Written exercise:
Pictures stay out of the copy; restate everything else in the material exactly.

##########

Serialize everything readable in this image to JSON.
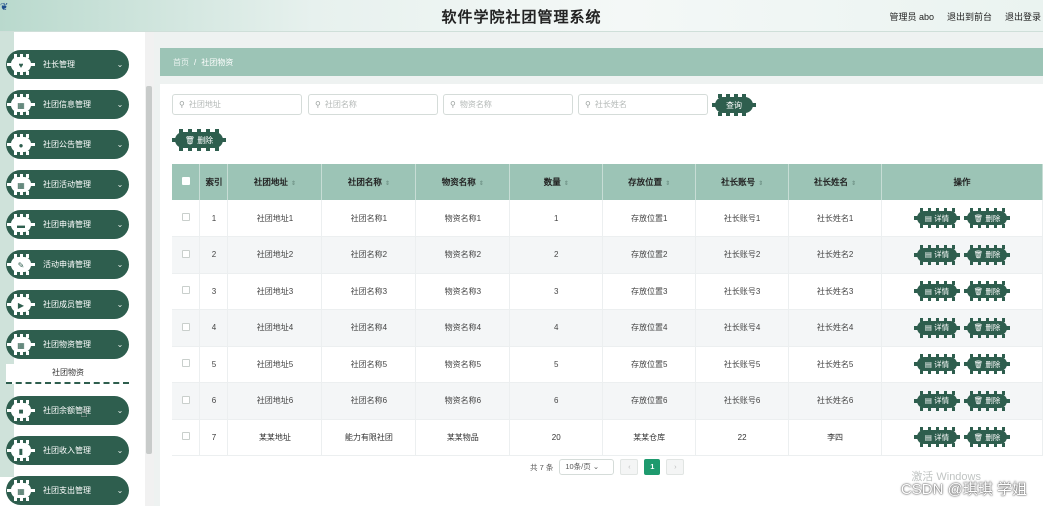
{
  "header": {
    "title": "软件学院社团管理系统",
    "user": "管理员 abo",
    "back_front": "退出到前台",
    "logout": "退出登录"
  },
  "sidebar": {
    "items": [
      {
        "label": "社长管理"
      },
      {
        "label": "社团信息管理"
      },
      {
        "label": "社团公告管理"
      },
      {
        "label": "社团活动管理"
      },
      {
        "label": "社团申请管理"
      },
      {
        "label": "活动申请管理"
      },
      {
        "label": "社团成员管理"
      },
      {
        "label": "社团物资管理"
      },
      {
        "label": "社团余额管理"
      },
      {
        "label": "社团收入管理"
      },
      {
        "label": "社团支出管理"
      }
    ],
    "submenu_label": "社团物资"
  },
  "breadcrumb": {
    "home": "首页",
    "sep": "/",
    "current": "社团物资"
  },
  "search": {
    "f1": "社团地址",
    "f2": "社团名称",
    "f3": "物资名称",
    "f4": "社长姓名",
    "query_button": "查询",
    "delete_button": "删除"
  },
  "table": {
    "headers": [
      "索引",
      "社团地址",
      "社团名称",
      "物资名称",
      "数量",
      "存放位置",
      "社长账号",
      "社长姓名",
      "操作"
    ],
    "rows": [
      [
        "1",
        "社团地址1",
        "社团名称1",
        "物资名称1",
        "1",
        "存放位置1",
        "社长账号1",
        "社长姓名1"
      ],
      [
        "2",
        "社团地址2",
        "社团名称2",
        "物资名称2",
        "2",
        "存放位置2",
        "社长账号2",
        "社长姓名2"
      ],
      [
        "3",
        "社团地址3",
        "社团名称3",
        "物资名称3",
        "3",
        "存放位置3",
        "社长账号3",
        "社长姓名3"
      ],
      [
        "4",
        "社团地址4",
        "社团名称4",
        "物资名称4",
        "4",
        "存放位置4",
        "社长账号4",
        "社长姓名4"
      ],
      [
        "5",
        "社团地址5",
        "社团名称5",
        "物资名称5",
        "5",
        "存放位置5",
        "社长账号5",
        "社长姓名5"
      ],
      [
        "6",
        "社团地址6",
        "社团名称6",
        "物资名称6",
        "6",
        "存放位置6",
        "社长账号6",
        "社长姓名6"
      ],
      [
        "7",
        "某某地址",
        "能力有限社团",
        "某某物品",
        "20",
        "某某仓库",
        "22",
        "李四"
      ]
    ],
    "detail_label": "详情",
    "delete_label": "删除"
  },
  "pager": {
    "total": "共 7 条",
    "size": "10条/页",
    "prev": "‹",
    "page": "1",
    "next": "›"
  },
  "overlay": {
    "watermark": "激活 Windows",
    "csdn": "CSDN @琪琪 学姐"
  },
  "colors": {
    "primary": "#2e5e4e",
    "accent": "#9cc4b6",
    "pager_active": "#1e9a6e"
  }
}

##########

Solution for this problem:
Serialize everything readable in this image to JSON.
{
  "header": {
    "title": "软件学院社团管理系统",
    "user": "管理员 abo",
    "back_front": "退出到前台",
    "logout": "退出登录"
  },
  "sidebar": {
    "items": [
      {
        "label": "社长管理"
      },
      {
        "label": "社团信息管理"
      },
      {
        "label": "社团公告管理"
      },
      {
        "label": "社团活动管理"
      },
      {
        "label": "社团申请管理"
      },
      {
        "label": "活动申请管理"
      },
      {
        "label": "社团成员管理"
      },
      {
        "label": "社团物资管理"
      },
      {
        "label": "社团余额管理"
      },
      {
        "label": "社团收入管理"
      },
      {
        "label": "社团支出管理"
      }
    ],
    "submenu_label": "社团物资"
  },
  "breadcrumb": {
    "home": "首页",
    "sep": "/",
    "current": "社团物资"
  },
  "search": {
    "f1": "社团地址",
    "f2": "社团名称",
    "f3": "物资名称",
    "f4": "社长姓名",
    "query_button": "查询",
    "delete_button": "删除"
  },
  "table": {
    "headers": [
      "索引",
      "社团地址",
      "社团名称",
      "物资名称",
      "数量",
      "存放位置",
      "社长账号",
      "社长姓名",
      "操作"
    ],
    "rows": [
      [
        "1",
        "社团地址1",
        "社团名称1",
        "物资名称1",
        "1",
        "存放位置1",
        "社长账号1",
        "社长姓名1"
      ],
      [
        "2",
        "社团地址2",
        "社团名称2",
        "物资名称2",
        "2",
        "存放位置2",
        "社长账号2",
        "社长姓名2"
      ],
      [
        "3",
        "社团地址3",
        "社团名称3",
        "物资名称3",
        "3",
        "存放位置3",
        "社长账号3",
        "社长姓名3"
      ],
      [
        "4",
        "社团地址4",
        "社团名称4",
        "物资名称4",
        "4",
        "存放位置4",
        "社长账号4",
        "社长姓名4"
      ],
      [
        "5",
        "社团地址5",
        "社团名称5",
        "物资名称5",
        "5",
        "存放位置5",
        "社长账号5",
        "社长姓名5"
      ],
      [
        "6",
        "社团地址6",
        "社团名称6",
        "物资名称6",
        "6",
        "存放位置6",
        "社长账号6",
        "社长姓名6"
      ],
      [
        "7",
        "某某地址",
        "能力有限社团",
        "某某物品",
        "20",
        "某某仓库",
        "22",
        "李四"
      ]
    ],
    "detail_label": "详情",
    "delete_label": "删除"
  },
  "pager": {
    "total": "共 7 条",
    "size": "10条/页",
    "prev": "‹",
    "page": "1",
    "next": "›"
  },
  "overlay": {
    "watermark": "激活 Windows",
    "csdn": "CSDN @琪琪 学姐"
  },
  "colors": {
    "primary": "#2e5e4e",
    "accent": "#9cc4b6",
    "pager_active": "#1e9a6e"
  }
}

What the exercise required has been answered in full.